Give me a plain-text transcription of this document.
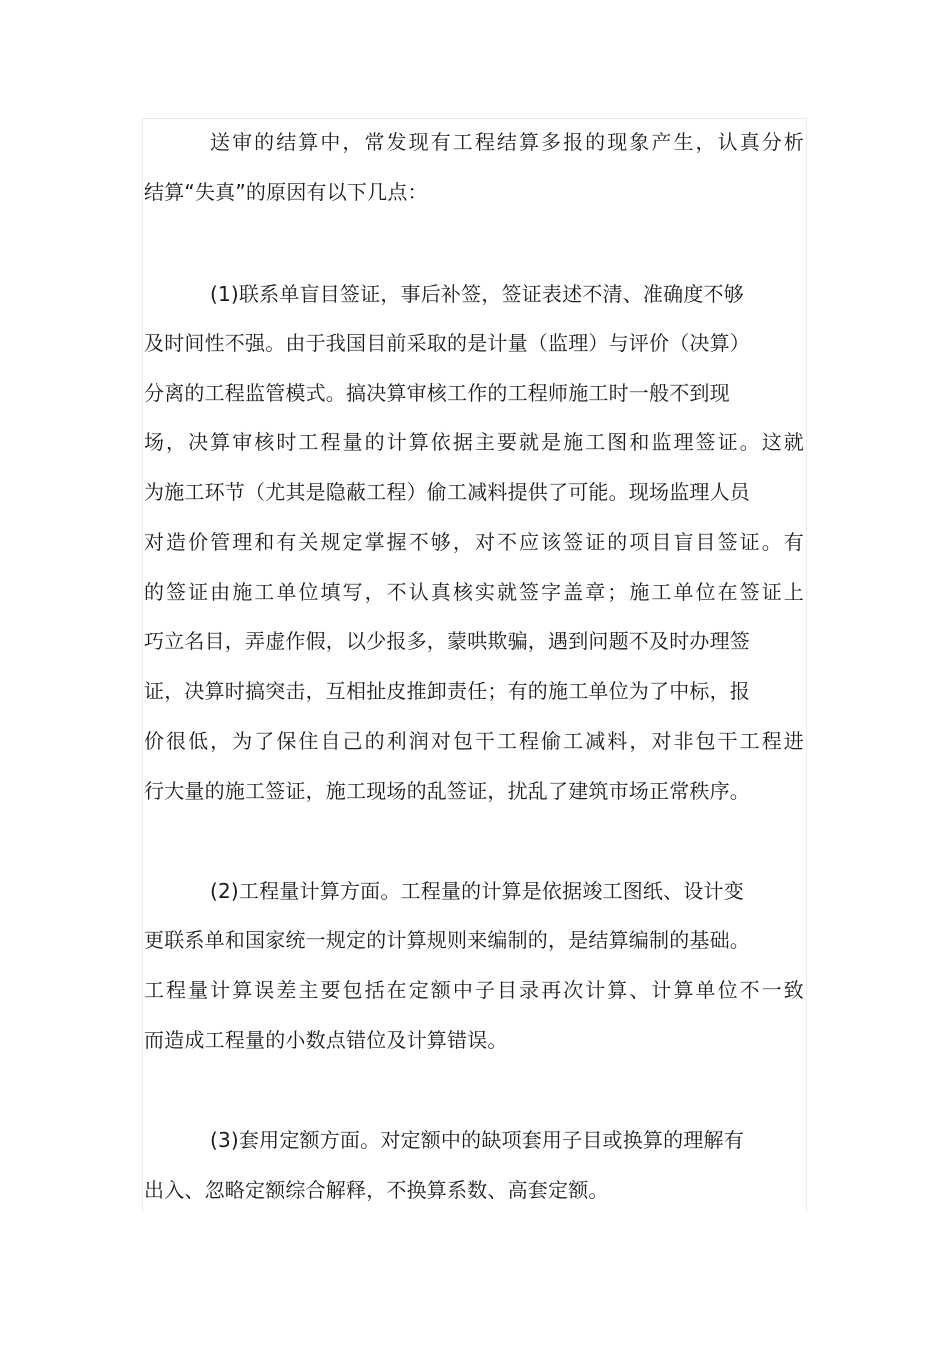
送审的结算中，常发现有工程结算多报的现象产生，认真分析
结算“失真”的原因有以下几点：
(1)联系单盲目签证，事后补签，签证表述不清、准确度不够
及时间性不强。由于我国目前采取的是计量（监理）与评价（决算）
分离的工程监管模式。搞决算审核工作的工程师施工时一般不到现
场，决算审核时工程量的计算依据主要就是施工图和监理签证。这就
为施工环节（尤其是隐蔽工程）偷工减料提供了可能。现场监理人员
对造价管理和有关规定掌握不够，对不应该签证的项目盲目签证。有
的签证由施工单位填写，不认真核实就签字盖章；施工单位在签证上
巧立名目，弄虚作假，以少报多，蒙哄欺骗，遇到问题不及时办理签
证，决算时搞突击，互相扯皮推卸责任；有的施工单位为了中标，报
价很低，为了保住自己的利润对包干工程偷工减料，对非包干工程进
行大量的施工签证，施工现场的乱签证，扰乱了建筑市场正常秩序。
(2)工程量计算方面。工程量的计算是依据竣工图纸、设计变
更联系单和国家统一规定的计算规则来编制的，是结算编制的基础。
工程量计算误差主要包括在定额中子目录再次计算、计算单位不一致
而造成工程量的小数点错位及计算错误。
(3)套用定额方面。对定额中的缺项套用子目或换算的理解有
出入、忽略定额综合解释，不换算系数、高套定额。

========================================

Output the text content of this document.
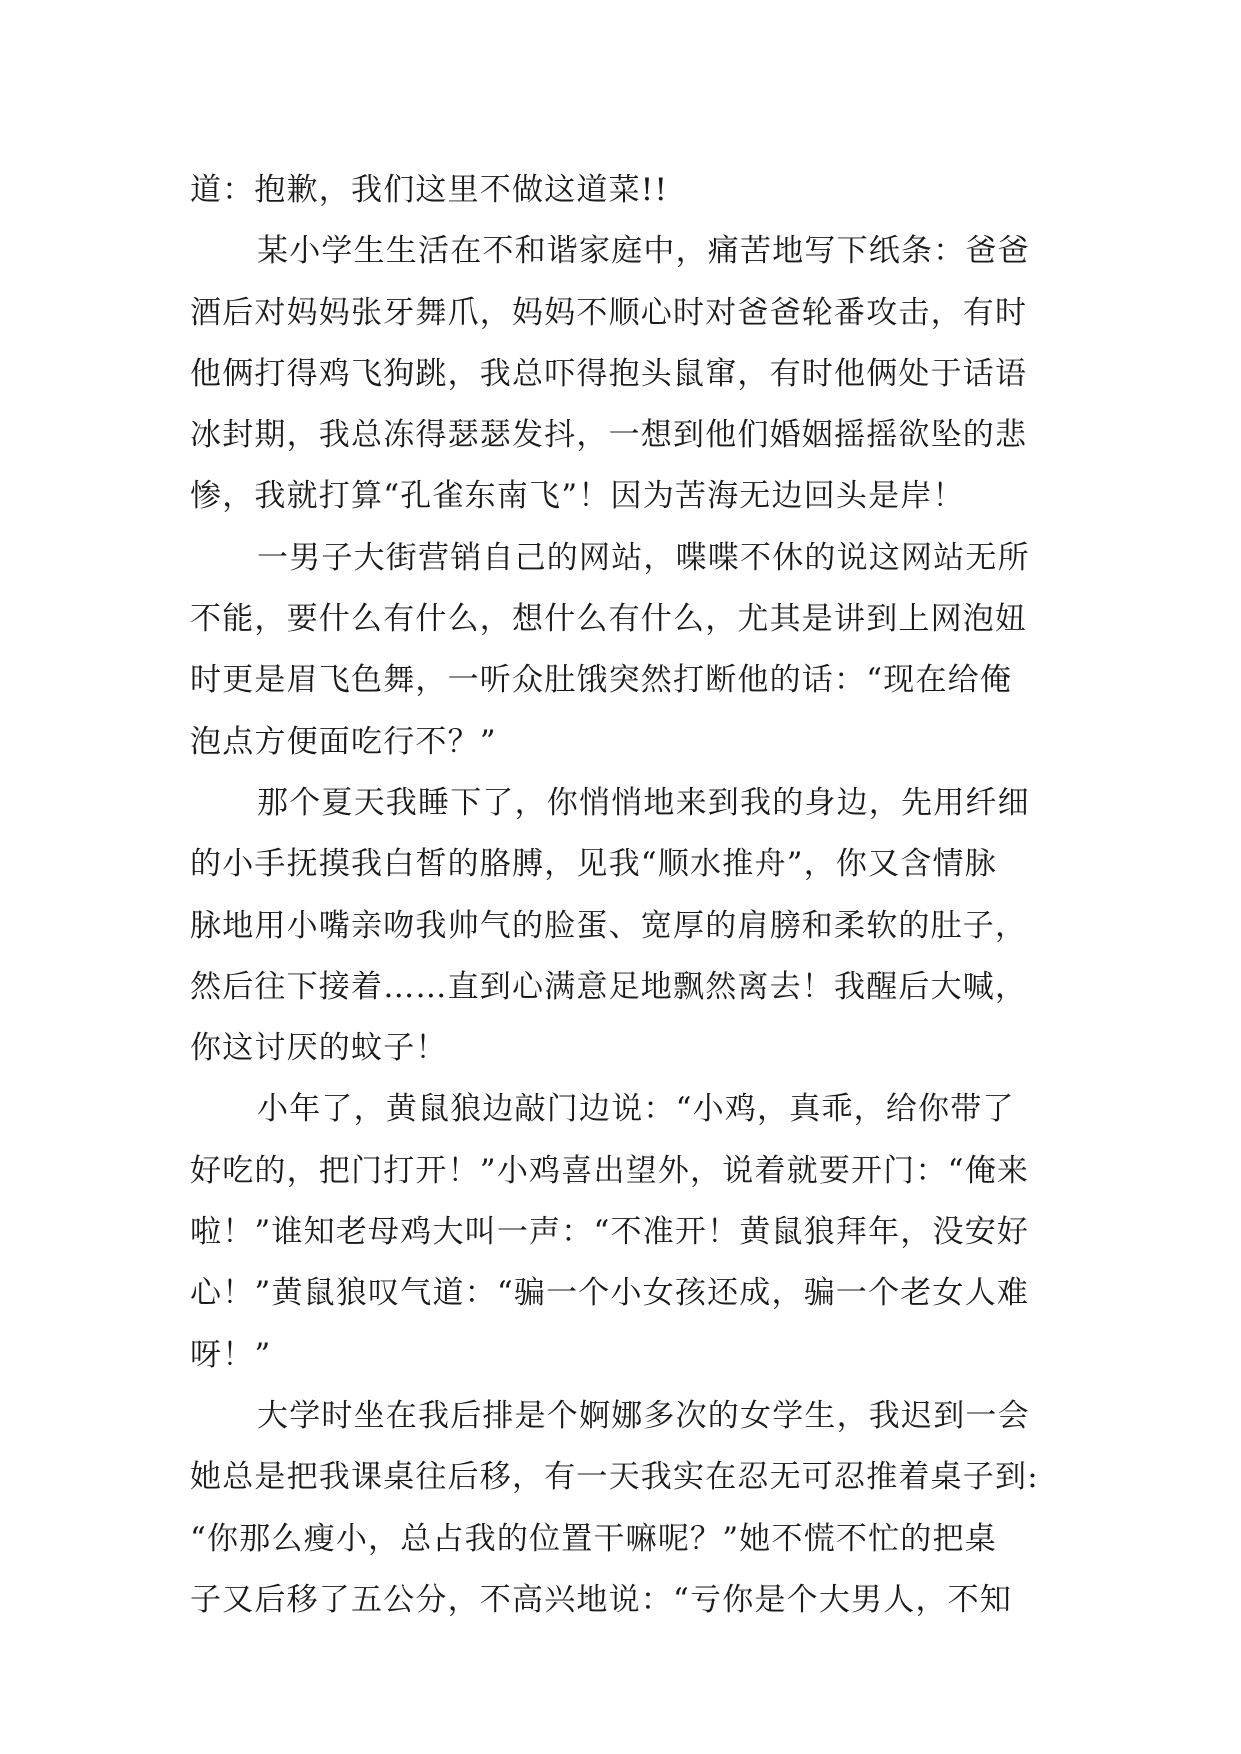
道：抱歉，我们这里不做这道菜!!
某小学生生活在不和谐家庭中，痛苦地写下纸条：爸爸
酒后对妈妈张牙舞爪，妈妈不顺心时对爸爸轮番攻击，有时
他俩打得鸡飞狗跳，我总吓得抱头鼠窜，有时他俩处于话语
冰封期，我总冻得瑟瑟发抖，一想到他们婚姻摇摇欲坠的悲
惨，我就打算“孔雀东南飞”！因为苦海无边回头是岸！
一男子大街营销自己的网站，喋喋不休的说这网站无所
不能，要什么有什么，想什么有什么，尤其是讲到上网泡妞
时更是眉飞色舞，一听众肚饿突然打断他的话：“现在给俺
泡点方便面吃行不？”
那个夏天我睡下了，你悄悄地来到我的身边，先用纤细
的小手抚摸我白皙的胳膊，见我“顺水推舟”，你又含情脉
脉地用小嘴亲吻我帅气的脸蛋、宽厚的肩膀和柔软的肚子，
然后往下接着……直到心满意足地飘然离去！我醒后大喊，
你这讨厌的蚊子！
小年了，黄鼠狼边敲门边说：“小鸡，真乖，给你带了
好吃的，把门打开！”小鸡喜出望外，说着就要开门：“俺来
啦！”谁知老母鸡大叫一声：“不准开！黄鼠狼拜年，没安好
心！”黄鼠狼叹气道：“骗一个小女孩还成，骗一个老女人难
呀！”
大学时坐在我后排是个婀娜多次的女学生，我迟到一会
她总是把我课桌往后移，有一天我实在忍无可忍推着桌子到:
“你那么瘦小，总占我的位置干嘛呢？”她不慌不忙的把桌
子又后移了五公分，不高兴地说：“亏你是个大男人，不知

========================================

Determine how many lines of the listing above include the word "this", and report that number only.

* Finished task
2